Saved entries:
————
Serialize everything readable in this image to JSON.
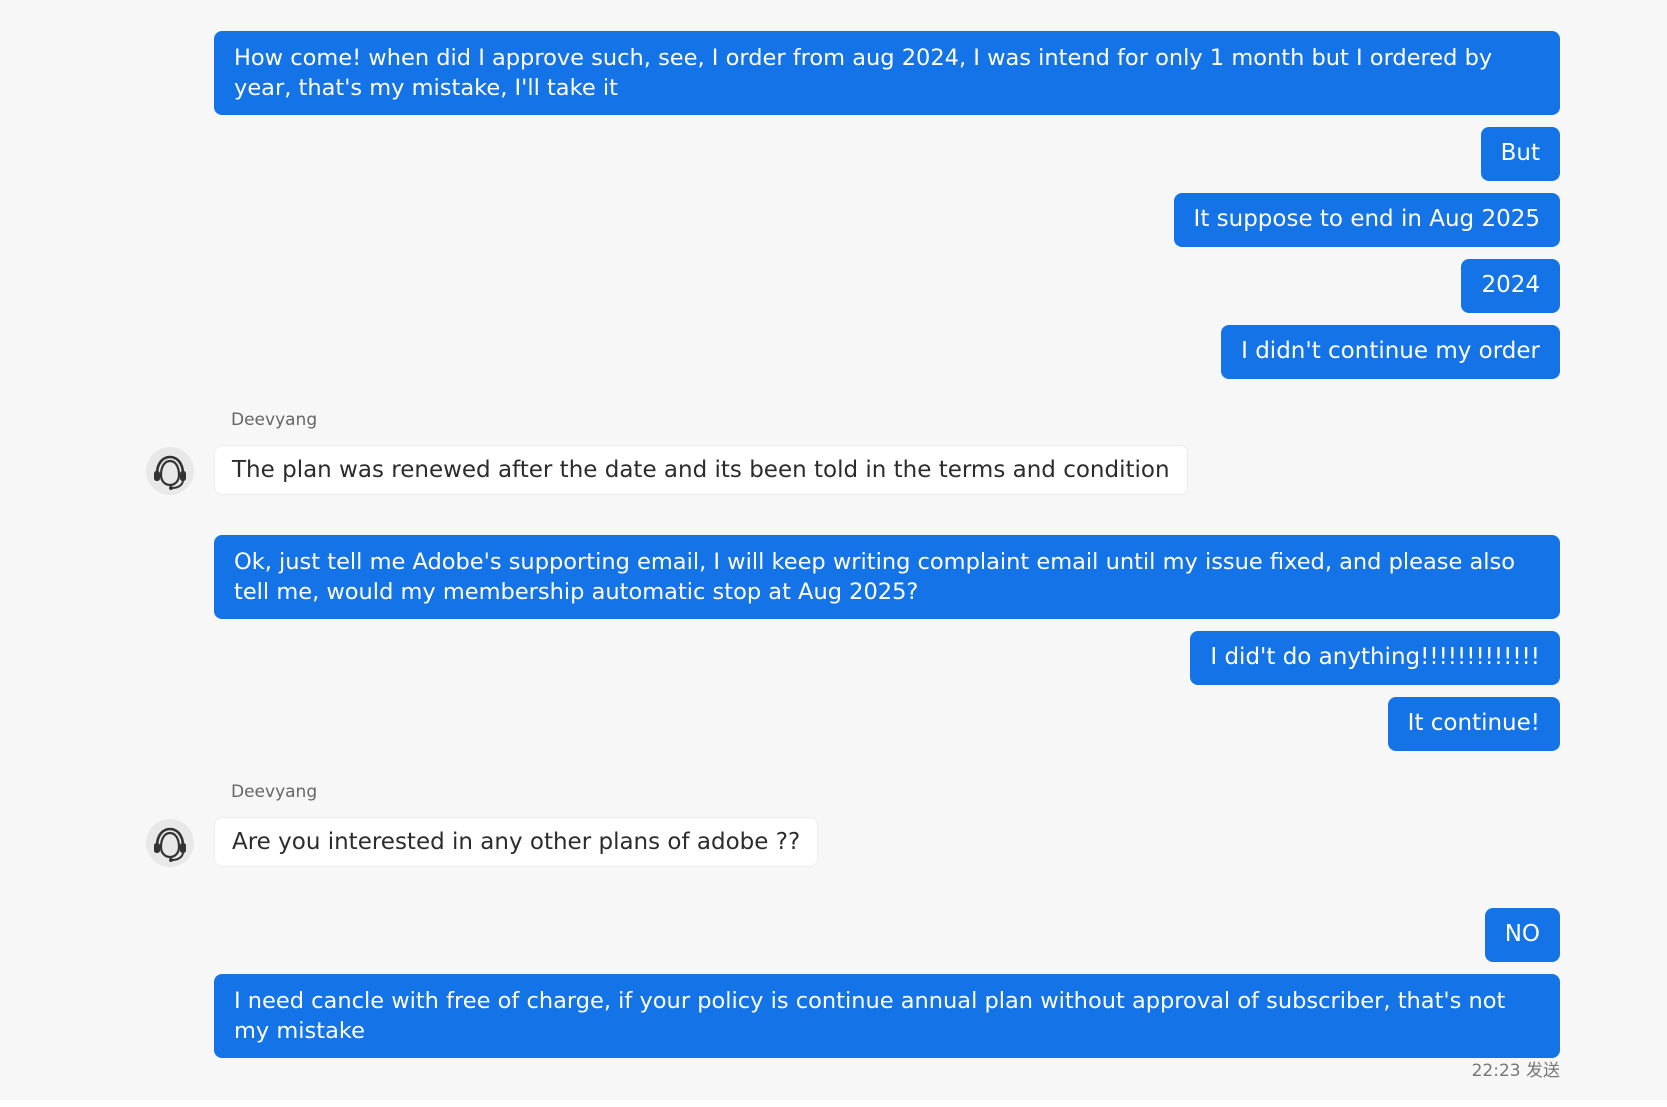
{
  "conversation": {
    "agent_name": "Deevyang",
    "messages": [
      {
        "sender": "user",
        "text": "How come! when did I approve such, see, I order from aug 2024, I was intend for only 1 month but I ordered by year, that's my mistake, I'll take it"
      },
      {
        "sender": "user",
        "text": "But"
      },
      {
        "sender": "user",
        "text": "It suppose to end in Aug 2025"
      },
      {
        "sender": "user",
        "text": "2024"
      },
      {
        "sender": "user",
        "text": "I didn't continue my order"
      },
      {
        "sender": "agent",
        "name": "Deevyang",
        "text": "The plan was renewed after the date and its been told in the terms and condition"
      },
      {
        "sender": "user",
        "text": "Ok, just tell me Adobe's supporting email, I will keep writing complaint email until my issue fixed, and please also tell me, would my membership automatic stop at Aug 2025?"
      },
      {
        "sender": "user",
        "text": "I did't do anything!!!!!!!!!!!!!"
      },
      {
        "sender": "user",
        "text": "It continue!"
      },
      {
        "sender": "agent",
        "name": "Deevyang",
        "text": "Are you interested in any other plans of adobe ??"
      },
      {
        "sender": "user",
        "text": "NO"
      },
      {
        "sender": "user",
        "text": "I need cancle with free of charge, if your policy is continue annual plan without approval of subscriber, that's not my mistake"
      }
    ],
    "last_message_meta": "22:23 发送"
  },
  "colors": {
    "user_bubble": "#1473e6",
    "agent_bubble": "#ffffff",
    "background": "#f7f7f7"
  },
  "icons": {
    "agent_avatar": "headset-icon"
  }
}
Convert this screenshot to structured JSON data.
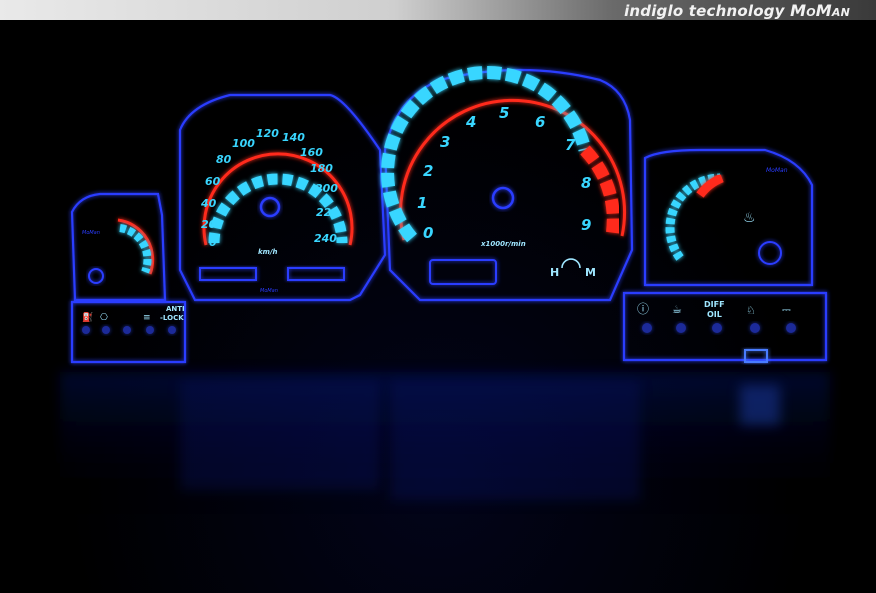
{
  "banner": {
    "prefix": "indiglo technology",
    "brand": "MoMan"
  },
  "speedometer": {
    "ticks": [
      "0",
      "20",
      "40",
      "60",
      "80",
      "100",
      "120",
      "140",
      "160",
      "180",
      "200",
      "220",
      "240"
    ],
    "unit": "km/h",
    "maker": "MoMan"
  },
  "tachometer": {
    "ticks": [
      "0",
      "1",
      "2",
      "3",
      "4",
      "5",
      "6",
      "7",
      "8",
      "9"
    ],
    "unit": "x1000r/min",
    "hm_left": "H",
    "hm_right": "M"
  },
  "temp_gauge": {
    "maker": "MoMan"
  },
  "fuel_gauge": {
    "maker": "MoMan"
  },
  "left_warnings": {
    "anti_lock_line1": "ANTI",
    "anti_lock_line2": "-LOCK"
  },
  "right_warnings": {
    "diff_oil_line1": "DIFF",
    "diff_oil_line2": "OIL"
  },
  "colors": {
    "glow_blue": "#1a3cff",
    "cyan": "#39d6ff",
    "red": "#ff2a1a",
    "background": "#000000"
  }
}
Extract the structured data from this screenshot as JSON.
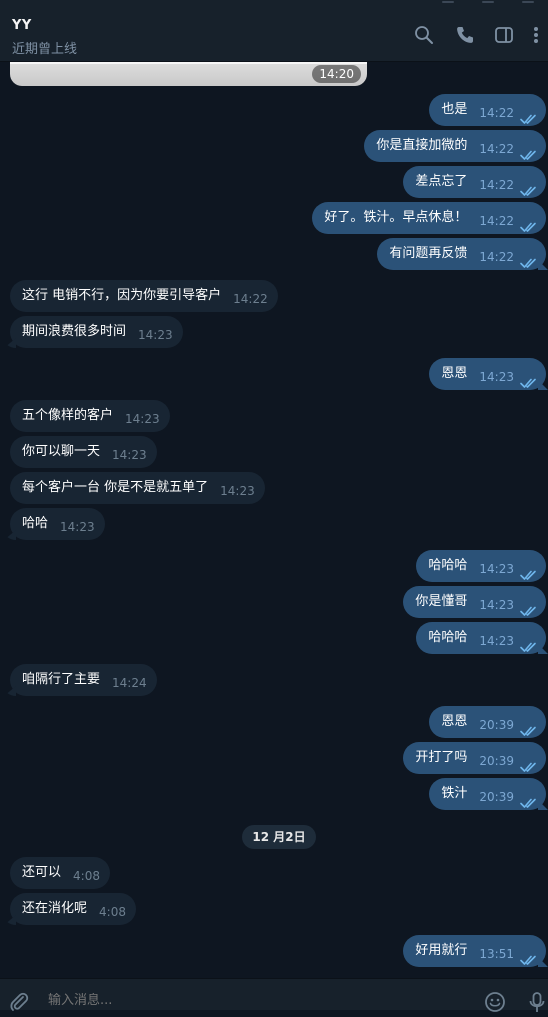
————
INSTRUCTION: Every line of the data above should be quoted exactly. Omit the pictures.

PROBLEM SOLUTION:
Serialize everything readable in this image to JSON.
{
  "conversation": {
    "agent_name": "Deevyang",
    "messages": [
      {
        "sender": "user",
        "text": "How come! when did I approve such, see, I order from aug 2024, I was intend for only 1 month but I ordered by year, that's my mistake, I'll take it"
      },
      {
        "sender": "user",
        "text": "But"
      },
      {
        "sender": "user",
        "text": "It suppose to end in Aug 2025"
      },
      {
        "sender": "user",
        "text": "2024"
      },
      {
        "sender": "user",
        "text": "I didn't continue my order"
      },
      {
        "sender": "agent",
        "name": "Deevyang",
        "text": "The plan was renewed after the date and its been told in the terms and condition"
      },
      {
        "sender": "user",
        "text": "Ok, just tell me Adobe's supporting email, I will keep writing complaint email until my issue fixed, and please also tell me, would my membership automatic stop at Aug 2025?"
      },
      {
        "sender": "user",
        "text": "I did't do anything!!!!!!!!!!!!!"
      },
      {
        "sender": "user",
        "text": "It continue!"
      },
      {
        "sender": "agent",
        "name": "Deevyang",
        "text": "Are you interested in any other plans of adobe ??"
      },
      {
        "sender": "user",
        "text": "NO"
      },
      {
        "sender": "user",
        "text": "I need cancle with free of charge, if your policy is continue annual plan without approval of subscriber, that's not my mistake"
      }
    ],
    "last_message_meta": "22:23 发送"
  },
  "colors": {
    "user_bubble": "#1473e6",
    "agent_bubble": "#ffffff",
    "background": "#f7f7f7"
  },
  "icons": {
    "agent_avatar": "headset-icon"
  }
}
Convert this screenshot to structured JSON data.
{
  "banner": {
    "prefix": "indiglo technology",
    "brand": "MoMan"
  },
  "speedometer": {
    "ticks": [
      "0",
      "20",
      "40",
      "60",
      "80",
      "100",
      "120",
      "140",
      "160",
      "180",
      "200",
      "220",
      "240"
    ],
    "unit": "km/h",
    "maker": "MoMan"
  },
  "tachometer": {
    "ticks": [
      "0",
      "1",
      "2",
      "3",
      "4",
      "5",
      "6",
      "7",
      "8",
      "9"
    ],
    "unit": "x1000r/min",
    "hm_left": "H",
    "hm_right": "M"
  },
  "temp_gauge": {
    "maker": "MoMan"
  },
  "fuel_gauge": {
    "maker": "MoMan"
  },
  "left_warnings": {
    "anti_lock_line1": "ANTI",
    "anti_lock_line2": "-LOCK"
  },
  "right_warnings": {
    "diff_oil_line1": "DIFF",
    "diff_oil_line2": "OIL"
  },
  "colors": {
    "glow_blue": "#1a3cff",
    "cyan": "#39d6ff",
    "red": "#ff2a1a",
    "background": "#000000"
  }
}
Extract the structured data from this screenshot as JSON.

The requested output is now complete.